**Stated goal**
Your task is to repeat all of the data exactly while excluding the pictures.

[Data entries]
============
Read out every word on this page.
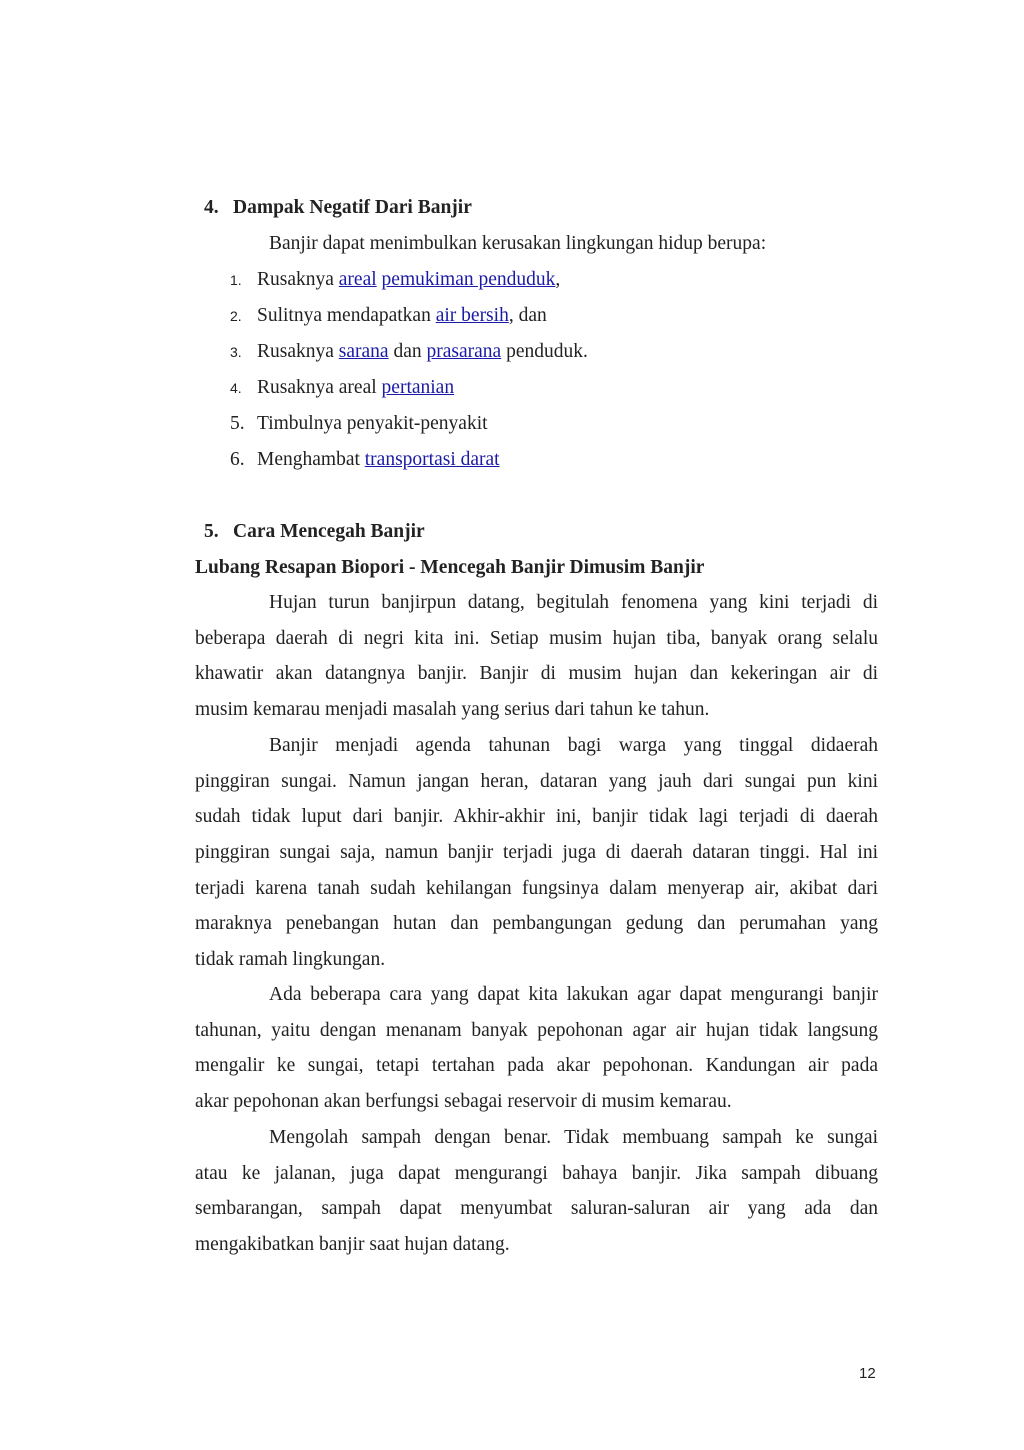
4. Dampak Negatif Dari Banjir
Banjir dapat menimbulkan kerusakan lingkungan hidup berupa:
1. Rusaknya areal pemukiman penduduk,
2. Sulitnya mendapatkan air bersih, dan
3. Rusaknya sarana dan prasarana penduduk.
4. Rusaknya areal pertanian
5. Timbulnya penyakit-penyakit
6. Menghambat transportasi darat
5. Cara Mencegah Banjir
Lubang Resapan Biopori - Mencegah Banjir Dimusim Banjir
Hujan turun banjirpun datang, begitulah fenomena yang kini terjadi di
beberapa daerah di negri kita ini. Setiap musim hujan tiba, banyak orang selalu
khawatir akan datangnya banjir. Banjir di musim hujan dan kekeringan air di
musim kemarau menjadi masalah yang serius dari tahun ke tahun.
Banjir menjadi agenda tahunan bagi warga yang tinggal didaerah
pinggiran sungai. Namun jangan heran, dataran yang jauh dari sungai pun kini
sudah tidak luput dari banjir. Akhir-akhir ini, banjir tidak lagi terjadi di daerah
pinggiran sungai saja, namun banjir terjadi juga di daerah dataran tinggi. Hal ini
terjadi karena tanah sudah kehilangan fungsinya dalam menyerap air, akibat dari
maraknya penebangan hutan dan pembangungan gedung dan perumahan yang
tidak ramah lingkungan.
Ada beberapa cara yang dapat kita lakukan agar dapat mengurangi banjir
tahunan, yaitu dengan menanam banyak pepohonan agar air hujan tidak langsung
mengalir ke sungai, tetapi tertahan pada akar pepohonan. Kandungan air pada
akar pepohonan akan berfungsi sebagai reservoir di musim kemarau.
Mengolah sampah dengan benar. Tidak membuang sampah ke sungai
atau ke jalanan, juga dapat mengurangi bahaya banjir. Jika sampah dibuang
sembarangan, sampah dapat menyumbat saluran-saluran air yang ada dan
mengakibatkan banjir saat hujan datang.
12
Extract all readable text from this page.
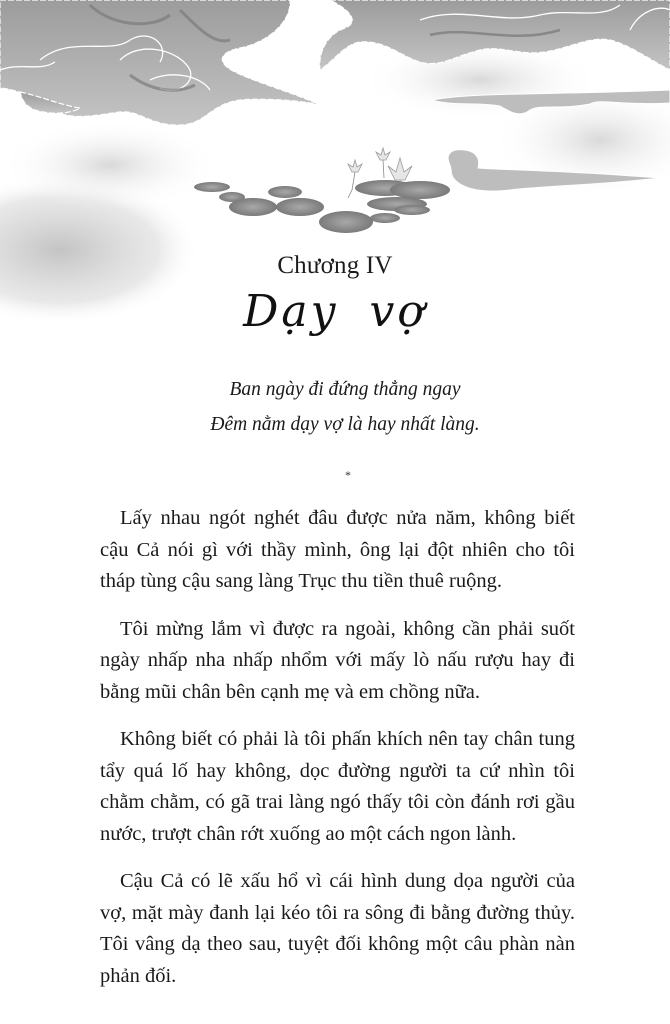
Chương IV
Dạy vợ
Ban ngày đi đứng thẳng ngay
Đêm nằm dạy vợ là hay nhất làng.
*

Lấy nhau ngót nghét đâu được nửa năm, không biết cậu Cả nói gì với thầy mình, ông lại đột nhiên cho tôi tháp tùng cậu sang làng Trục thu tiền thuê ruộng.

Tôi mừng lắm vì được ra ngoài, không cần phải suốt ngày nhấp nha nhấp nhổm với mấy lò nấu rượu hay đi bằng mũi chân bên cạnh mẹ và em chồng nữa.

Không biết có phải là tôi phấn khích nên tay chân tung tẩy quá lố hay không, dọc đường người ta cứ nhìn tôi chằm chằm, có gã trai làng ngó thấy tôi còn đánh rơi gầu nước, trượt chân rớt xuống ao một cách ngon lành.

Cậu Cả có lẽ xấu hổ vì cái hình dung dọa người của vợ, mặt mày đanh lại kéo tôi ra sông đi bằng đường thủy. Tôi vâng dạ theo sau, tuyệt đối không một câu phàn nàn phản đối.
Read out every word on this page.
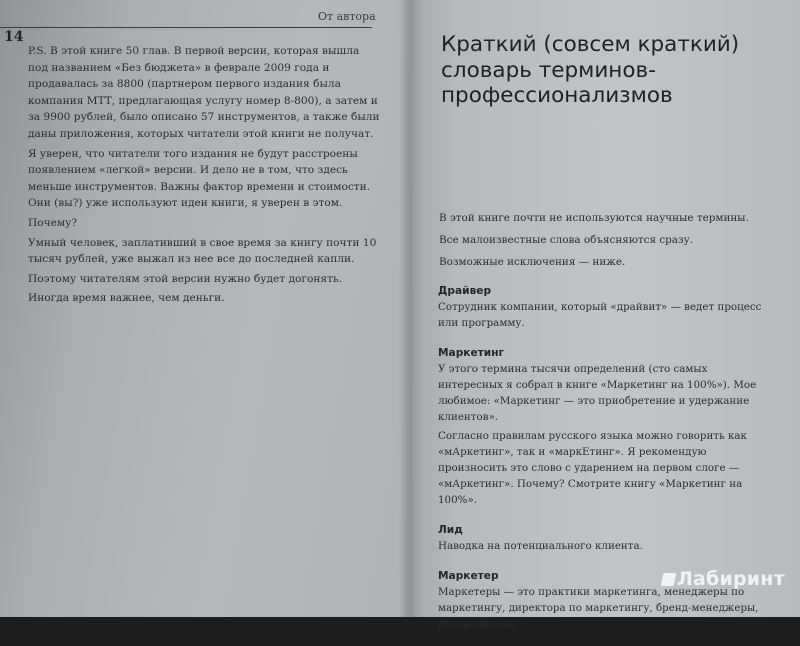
От автора
14

P.S. В этой книге 50 глав. В первой версии, которая вышла под названием «Без бюджета» в феврале 2009 года и продавалась за 8800 (партнером первого издания была компания МТТ, предлагающая услугу номер 8-800), а затем и за 9900 рублей, было описано 57 инструментов, а также были даны приложения, которых читатели этой книги не получат.

Я уверен, что читатели того издания не будут расстроены появлением «легкой» версии. И дело не в том, что здесь меньше инструментов. Важны фактор времени и стоимости. Они (вы?) уже используют идеи книги, я уверен в этом.

Почему?

Умный человек, заплативший в свое время за книгу почти 10 тысяч рублей, уже выжал из нее все до последней капли.

Поэтому читателям этой версии нужно будет догонять.

Иногда время важнее, чем деньги.

Краткий (совсем краткий)
словарь терминов-
профессионализмов

В этой книге почти не используются научные термины.

Все малоизвестные слова объясняются сразу.

Возможные исключения — ниже.

Драйвер

Сотрудник компании, который «драйвит» — ведет процесс или программу.

Маркетинг

У этого термина тысячи определений (сто самых интересных я собрал в книге «Маркетинг на 100%»). Мое любимое: «Маркетинг — это приобретение и удержание клиентов».

Согласно правилам русского языка можно говорить как «мАркетинг», так и «маркЕтинг». Я рекомендую произносить это слово с ударением на первом слоге — «мАркетинг». Почему? Смотрите книгу «Маркетинг на 100%».

Лид

Наводка на потенциального клиента.

Маркетер

Маркетеры — это практики маркетинга, менеджеры по маркетингу, директора по маркетингу, бренд-менеджеры, руководители

Лабиринт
============
**Worked solution**
Read out every word on this page.
4. Dampak Negatif Dari Banjir
Banjir dapat menimbulkan kerusakan lingkungan hidup berupa:
1. Rusaknya areal pemukiman penduduk,
2. Sulitnya mendapatkan air bersih, dan
3. Rusaknya sarana dan prasarana penduduk.
4. Rusaknya areal pertanian
5. Timbulnya penyakit-penyakit
6. Menghambat transportasi darat
5. Cara Mencegah Banjir
Lubang Resapan Biopori - Mencegah Banjir Dimusim Banjir
Hujan turun banjirpun datang, begitulah fenomena yang kini terjadi di
beberapa daerah di negri kita ini. Setiap musim hujan tiba, banyak orang selalu
khawatir akan datangnya banjir. Banjir di musim hujan dan kekeringan air di
musim kemarau menjadi masalah yang serius dari tahun ke tahun.
Banjir menjadi agenda tahunan bagi warga yang tinggal didaerah
pinggiran sungai. Namun jangan heran, dataran yang jauh dari sungai pun kini
sudah tidak luput dari banjir. Akhir-akhir ini, banjir tidak lagi terjadi di daerah
pinggiran sungai saja, namun banjir terjadi juga di daerah dataran tinggi. Hal ini
terjadi karena tanah sudah kehilangan fungsinya dalam menyerap air, akibat dari
maraknya penebangan hutan dan pembangungan gedung dan perumahan yang
tidak ramah lingkungan.
Ada beberapa cara yang dapat kita lakukan agar dapat mengurangi banjir
tahunan, yaitu dengan menanam banyak pepohonan agar air hujan tidak langsung
mengalir ke sungai, tetapi tertahan pada akar pepohonan. Kandungan air pada
akar pepohonan akan berfungsi sebagai reservoir di musim kemarau.
Mengolah sampah dengan benar. Tidak membuang sampah ke sungai
atau ke jalanan, juga dapat mengurangi bahaya banjir. Jika sampah dibuang
sembarangan, sampah dapat menyumbat saluran-saluran air yang ada dan
mengakibatkan banjir saat hujan datang.
12
Extract all readable text from this page.
Chương IV
Dạy vợ
Ban ngày đi đứng thẳng ngay
Đêm nằm dạy vợ là hay nhất làng.
*

Lấy nhau ngót nghét đâu được nửa năm, không biết cậu Cả nói gì với thầy mình, ông lại đột nhiên cho tôi tháp tùng cậu sang làng Trục thu tiền thuê ruộng.

Tôi mừng lắm vì được ra ngoài, không cần phải suốt ngày nhấp nha nhấp nhổm với mấy lò nấu rượu hay đi bằng mũi chân bên cạnh mẹ và em chồng nữa.

Không biết có phải là tôi phấn khích nên tay chân tung tẩy quá lố hay không, dọc đường người ta cứ nhìn tôi chằm chằm, có gã trai làng ngó thấy tôi còn đánh rơi gầu nước, trượt chân rớt xuống ao một cách ngon lành.

Cậu Cả có lẽ xấu hổ vì cái hình dung dọa người của vợ, mặt mày đanh lại kéo tôi ra sông đi bằng đường thủy. Tôi vâng dạ theo sau, tuyệt đối không một câu phàn nàn phản đối.
Read out every word on this page.
От автора
14

P.S. В этой книге 50 глав. В первой версии, которая вышла под названием «Без бюджета» в феврале 2009 года и продавалась за 8800 (партнером первого издания была компания МТТ, предлагающая услугу номер 8-800), а затем и за 9900 рублей, было описано 57 инструментов, а также были даны приложения, которых читатели этой книги не получат.

Я уверен, что читатели того издания не будут расстроены появлением «легкой» версии. И дело не в том, что здесь меньше инструментов. Важны фактор времени и стоимости. Они (вы?) уже используют идеи книги, я уверен в этом.

Почему?

Умный человек, заплативший в свое время за книгу почти 10 тысяч рублей, уже выжал из нее все до последней капли.

Поэтому читателям этой версии нужно будет догонять.

Иногда время важнее, чем деньги.

Краткий (совсем краткий)
словарь терминов-
профессионализмов

В этой книге почти не используются научные термины.

Все малоизвестные слова объясняются сразу.

Возможные исключения — ниже.

Драйвер

Сотрудник компании, который «драйвит» — ведет процесс или программу.

Маркетинг

У этого термина тысячи определений (сто самых интересных я собрал в книге «Маркетинг на 100%»). Мое любимое: «Маркетинг — это приобретение и удержание клиентов».

Согласно правилам русского языка можно говорить как «мАркетинг», так и «маркЕтинг». Я рекомендую произносить это слово с ударением на первом слоге — «мАркетинг». Почему? Смотрите книгу «Маркетинг на 100%».

Лид

Наводка на потенциального клиента.

Маркетер

Маркетеры — это практики маркетинга, менеджеры по маркетингу, директора по маркетингу, бренд-менеджеры, руководители

Лабиринт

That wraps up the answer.